» **WORK INSTRUCTIONS**:
Output each entry exactly; skip nothing.

» **Records from a data collection**:
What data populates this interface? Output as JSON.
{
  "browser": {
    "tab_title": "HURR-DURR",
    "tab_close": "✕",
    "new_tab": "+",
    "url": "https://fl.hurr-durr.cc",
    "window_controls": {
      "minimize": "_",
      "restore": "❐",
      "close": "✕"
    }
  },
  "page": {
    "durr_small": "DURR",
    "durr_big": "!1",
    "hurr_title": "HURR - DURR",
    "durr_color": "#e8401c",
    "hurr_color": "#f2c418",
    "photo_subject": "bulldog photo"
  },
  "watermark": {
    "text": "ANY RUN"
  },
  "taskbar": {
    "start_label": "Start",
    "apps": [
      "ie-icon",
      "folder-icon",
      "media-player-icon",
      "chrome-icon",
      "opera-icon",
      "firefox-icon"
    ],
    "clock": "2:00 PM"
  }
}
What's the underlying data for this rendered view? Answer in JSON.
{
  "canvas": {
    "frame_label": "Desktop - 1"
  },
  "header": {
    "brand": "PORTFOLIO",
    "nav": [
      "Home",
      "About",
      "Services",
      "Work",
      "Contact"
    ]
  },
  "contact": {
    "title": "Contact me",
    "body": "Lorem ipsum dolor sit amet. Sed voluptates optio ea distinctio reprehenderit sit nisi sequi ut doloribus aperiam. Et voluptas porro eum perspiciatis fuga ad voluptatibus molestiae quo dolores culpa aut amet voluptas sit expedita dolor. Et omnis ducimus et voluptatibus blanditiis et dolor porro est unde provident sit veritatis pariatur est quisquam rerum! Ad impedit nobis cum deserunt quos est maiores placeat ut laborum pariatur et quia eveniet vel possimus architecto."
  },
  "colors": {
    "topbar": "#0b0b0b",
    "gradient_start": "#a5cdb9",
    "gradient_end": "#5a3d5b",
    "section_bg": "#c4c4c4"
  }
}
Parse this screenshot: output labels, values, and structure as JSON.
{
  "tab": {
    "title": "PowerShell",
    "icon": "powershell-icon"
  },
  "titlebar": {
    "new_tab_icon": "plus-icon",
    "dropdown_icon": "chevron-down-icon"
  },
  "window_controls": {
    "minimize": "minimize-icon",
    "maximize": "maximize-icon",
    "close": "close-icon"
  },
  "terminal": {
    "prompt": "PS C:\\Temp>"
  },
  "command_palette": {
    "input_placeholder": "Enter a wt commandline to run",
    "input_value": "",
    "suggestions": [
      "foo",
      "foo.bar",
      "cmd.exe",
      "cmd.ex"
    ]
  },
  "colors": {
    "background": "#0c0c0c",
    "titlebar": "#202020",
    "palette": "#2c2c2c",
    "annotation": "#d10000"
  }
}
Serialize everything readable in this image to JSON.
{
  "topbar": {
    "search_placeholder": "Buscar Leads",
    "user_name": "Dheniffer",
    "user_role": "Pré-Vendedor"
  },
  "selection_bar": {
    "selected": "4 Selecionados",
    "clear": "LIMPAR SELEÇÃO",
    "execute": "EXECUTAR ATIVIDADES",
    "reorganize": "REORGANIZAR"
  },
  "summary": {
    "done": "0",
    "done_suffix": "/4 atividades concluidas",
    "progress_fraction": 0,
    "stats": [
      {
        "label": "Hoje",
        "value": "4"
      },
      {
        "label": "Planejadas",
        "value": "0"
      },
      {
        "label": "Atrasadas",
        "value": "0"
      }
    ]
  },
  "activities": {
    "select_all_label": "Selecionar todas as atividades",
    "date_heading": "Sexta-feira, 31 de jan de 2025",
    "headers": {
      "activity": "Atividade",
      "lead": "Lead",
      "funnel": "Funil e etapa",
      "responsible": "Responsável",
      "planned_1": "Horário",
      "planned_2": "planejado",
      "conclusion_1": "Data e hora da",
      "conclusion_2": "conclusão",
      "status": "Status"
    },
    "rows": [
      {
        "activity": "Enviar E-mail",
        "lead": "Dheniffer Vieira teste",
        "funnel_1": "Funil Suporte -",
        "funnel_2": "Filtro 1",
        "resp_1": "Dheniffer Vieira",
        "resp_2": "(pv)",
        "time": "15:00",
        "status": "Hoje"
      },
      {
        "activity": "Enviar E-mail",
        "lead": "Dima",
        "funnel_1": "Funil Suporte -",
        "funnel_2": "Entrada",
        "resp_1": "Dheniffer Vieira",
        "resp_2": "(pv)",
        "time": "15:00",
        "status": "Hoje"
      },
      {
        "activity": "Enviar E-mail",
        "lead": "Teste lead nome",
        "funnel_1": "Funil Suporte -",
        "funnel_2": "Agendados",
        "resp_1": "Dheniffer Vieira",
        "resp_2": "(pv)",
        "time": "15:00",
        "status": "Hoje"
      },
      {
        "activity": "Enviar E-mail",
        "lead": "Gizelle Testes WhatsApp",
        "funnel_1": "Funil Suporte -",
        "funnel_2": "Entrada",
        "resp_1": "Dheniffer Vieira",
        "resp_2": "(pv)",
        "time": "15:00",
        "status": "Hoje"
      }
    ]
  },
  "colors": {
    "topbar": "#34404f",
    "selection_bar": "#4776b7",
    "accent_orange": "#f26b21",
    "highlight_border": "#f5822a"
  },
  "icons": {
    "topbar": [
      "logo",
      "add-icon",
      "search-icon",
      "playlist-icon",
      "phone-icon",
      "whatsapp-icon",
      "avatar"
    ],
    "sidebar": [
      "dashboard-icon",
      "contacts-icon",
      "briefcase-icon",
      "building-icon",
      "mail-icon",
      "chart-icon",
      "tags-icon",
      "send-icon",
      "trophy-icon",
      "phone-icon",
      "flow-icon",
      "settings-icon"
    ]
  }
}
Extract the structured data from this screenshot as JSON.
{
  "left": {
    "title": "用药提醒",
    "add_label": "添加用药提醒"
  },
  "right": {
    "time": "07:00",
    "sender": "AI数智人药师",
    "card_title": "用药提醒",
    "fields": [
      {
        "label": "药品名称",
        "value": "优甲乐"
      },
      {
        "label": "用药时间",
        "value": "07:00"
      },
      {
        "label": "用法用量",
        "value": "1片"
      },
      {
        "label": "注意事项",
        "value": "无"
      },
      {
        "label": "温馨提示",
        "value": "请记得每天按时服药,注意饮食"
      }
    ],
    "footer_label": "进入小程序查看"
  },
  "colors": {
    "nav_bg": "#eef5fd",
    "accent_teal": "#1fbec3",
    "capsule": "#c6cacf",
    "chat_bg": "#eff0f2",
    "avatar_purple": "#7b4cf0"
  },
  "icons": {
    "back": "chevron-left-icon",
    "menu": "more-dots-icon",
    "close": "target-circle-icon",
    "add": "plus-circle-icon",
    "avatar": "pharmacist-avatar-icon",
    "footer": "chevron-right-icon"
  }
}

» **CORRECT ANSWER**:
What data populates this interface? Output as JSON.
{
  "browser": {
    "tab_title": "HURR-DURR",
    "tab_close": "✕",
    "new_tab": "+",
    "url": "https://fl.hurr-durr.cc",
    "window_controls": {
      "minimize": "_",
      "restore": "❐",
      "close": "✕"
    }
  },
  "page": {
    "durr_small": "DURR",
    "durr_big": "!1",
    "hurr_title": "HURR - DURR",
    "durr_color": "#e8401c",
    "hurr_color": "#f2c418",
    "photo_subject": "bulldog photo"
  },
  "watermark": {
    "text": "ANY RUN"
  },
  "taskbar": {
    "start_label": "Start",
    "apps": [
      "ie-icon",
      "folder-icon",
      "media-player-icon",
      "chrome-icon",
      "opera-icon",
      "firefox-icon"
    ],
    "clock": "2:00 PM"
  }
}
What's the underlying data for this rendered view? Answer in JSON.
{
  "canvas": {
    "frame_label": "Desktop - 1"
  },
  "header": {
    "brand": "PORTFOLIO",
    "nav": [
      "Home",
      "About",
      "Services",
      "Work",
      "Contact"
    ]
  },
  "contact": {
    "title": "Contact me",
    "body": "Lorem ipsum dolor sit amet. Sed voluptates optio ea distinctio reprehenderit sit nisi sequi ut doloribus aperiam. Et voluptas porro eum perspiciatis fuga ad voluptatibus molestiae quo dolores culpa aut amet voluptas sit expedita dolor. Et omnis ducimus et voluptatibus blanditiis et dolor porro est unde provident sit veritatis pariatur est quisquam rerum! Ad impedit nobis cum deserunt quos est maiores placeat ut laborum pariatur et quia eveniet vel possimus architecto."
  },
  "colors": {
    "topbar": "#0b0b0b",
    "gradient_start": "#a5cdb9",
    "gradient_end": "#5a3d5b",
    "section_bg": "#c4c4c4"
  }
}
Parse this screenshot: output labels, values, and structure as JSON.
{
  "tab": {
    "title": "PowerShell",
    "icon": "powershell-icon"
  },
  "titlebar": {
    "new_tab_icon": "plus-icon",
    "dropdown_icon": "chevron-down-icon"
  },
  "window_controls": {
    "minimize": "minimize-icon",
    "maximize": "maximize-icon",
    "close": "close-icon"
  },
  "terminal": {
    "prompt": "PS C:\\Temp>"
  },
  "command_palette": {
    "input_placeholder": "Enter a wt commandline to run",
    "input_value": "",
    "suggestions": [
      "foo",
      "foo.bar",
      "cmd.exe",
      "cmd.ex"
    ]
  },
  "colors": {
    "background": "#0c0c0c",
    "titlebar": "#202020",
    "palette": "#2c2c2c",
    "annotation": "#d10000"
  }
}
Serialize everything readable in this image to JSON.
{
  "topbar": {
    "search_placeholder": "Buscar Leads",
    "user_name": "Dheniffer",
    "user_role": "Pré-Vendedor"
  },
  "selection_bar": {
    "selected": "4 Selecionados",
    "clear": "LIMPAR SELEÇÃO",
    "execute": "EXECUTAR ATIVIDADES",
    "reorganize": "REORGANIZAR"
  },
  "summary": {
    "done": "0",
    "done_suffix": "/4 atividades concluidas",
    "progress_fraction": 0,
    "stats": [
      {
        "label": "Hoje",
        "value": "4"
      },
      {
        "label": "Planejadas",
        "value": "0"
      },
      {
        "label": "Atrasadas",
        "value": "0"
      }
    ]
  },
  "activities": {
    "select_all_label": "Selecionar todas as atividades",
    "date_heading": "Sexta-feira, 31 de jan de 2025",
    "headers": {
      "activity": "Atividade",
      "lead": "Lead",
      "funnel": "Funil e etapa",
      "responsible": "Responsável",
      "planned_1": "Horário",
      "planned_2": "planejado",
      "conclusion_1": "Data e hora da",
      "conclusion_2": "conclusão",
      "status": "Status"
    },
    "rows": [
      {
        "activity": "Enviar E-mail",
        "lead": "Dheniffer Vieira teste",
        "funnel_1": "Funil Suporte -",
        "funnel_2": "Filtro 1",
        "resp_1": "Dheniffer Vieira",
        "resp_2": "(pv)",
        "time": "15:00",
        "status": "Hoje"
      },
      {
        "activity": "Enviar E-mail",
        "lead": "Dima",
        "funnel_1": "Funil Suporte -",
        "funnel_2": "Entrada",
        "resp_1": "Dheniffer Vieira",
        "resp_2": "(pv)",
        "time": "15:00",
        "status": "Hoje"
      },
      {
        "activity": "Enviar E-mail",
        "lead": "Teste lead nome",
        "funnel_1": "Funil Suporte -",
        "funnel_2": "Agendados",
        "resp_1": "Dheniffer Vieira",
        "resp_2": "(pv)",
        "time": "15:00",
        "status": "Hoje"
      },
      {
        "activity": "Enviar E-mail",
        "lead": "Gizelle Testes WhatsApp",
        "funnel_1": "Funil Suporte -",
        "funnel_2": "Entrada",
        "resp_1": "Dheniffer Vieira",
        "resp_2": "(pv)",
        "time": "15:00",
        "status": "Hoje"
      }
    ]
  },
  "colors": {
    "topbar": "#34404f",
    "selection_bar": "#4776b7",
    "accent_orange": "#f26b21",
    "highlight_border": "#f5822a"
  },
  "icons": {
    "topbar": [
      "logo",
      "add-icon",
      "search-icon",
      "playlist-icon",
      "phone-icon",
      "whatsapp-icon",
      "avatar"
    ],
    "sidebar": [
      "dashboard-icon",
      "contacts-icon",
      "briefcase-icon",
      "building-icon",
      "mail-icon",
      "chart-icon",
      "tags-icon",
      "send-icon",
      "trophy-icon",
      "phone-icon",
      "flow-icon",
      "settings-icon"
    ]
  }
}
Extract the structured data from this screenshot as JSON.
{
  "left": {
    "title": "用药提醒",
    "add_label": "添加用药提醒"
  },
  "right": {
    "time": "07:00",
    "sender": "AI数智人药师",
    "card_title": "用药提醒",
    "fields": [
      {
        "label": "药品名称",
        "value": "优甲乐"
      },
      {
        "label": "用药时间",
        "value": "07:00"
      },
      {
        "label": "用法用量",
        "value": "1片"
      },
      {
        "label": "注意事项",
        "value": "无"
      },
      {
        "label": "温馨提示",
        "value": "请记得每天按时服药,注意饮食"
      }
    ],
    "footer_label": "进入小程序查看"
  },
  "colors": {
    "nav_bg": "#eef5fd",
    "accent_teal": "#1fbec3",
    "capsule": "#c6cacf",
    "chat_bg": "#eff0f2",
    "avatar_purple": "#7b4cf0"
  },
  "icons": {
    "back": "chevron-left-icon",
    "menu": "more-dots-icon",
    "close": "target-circle-icon",
    "add": "plus-circle-icon",
    "avatar": "pharmacist-avatar-icon",
    "footer": "chevron-right-icon"
  }
}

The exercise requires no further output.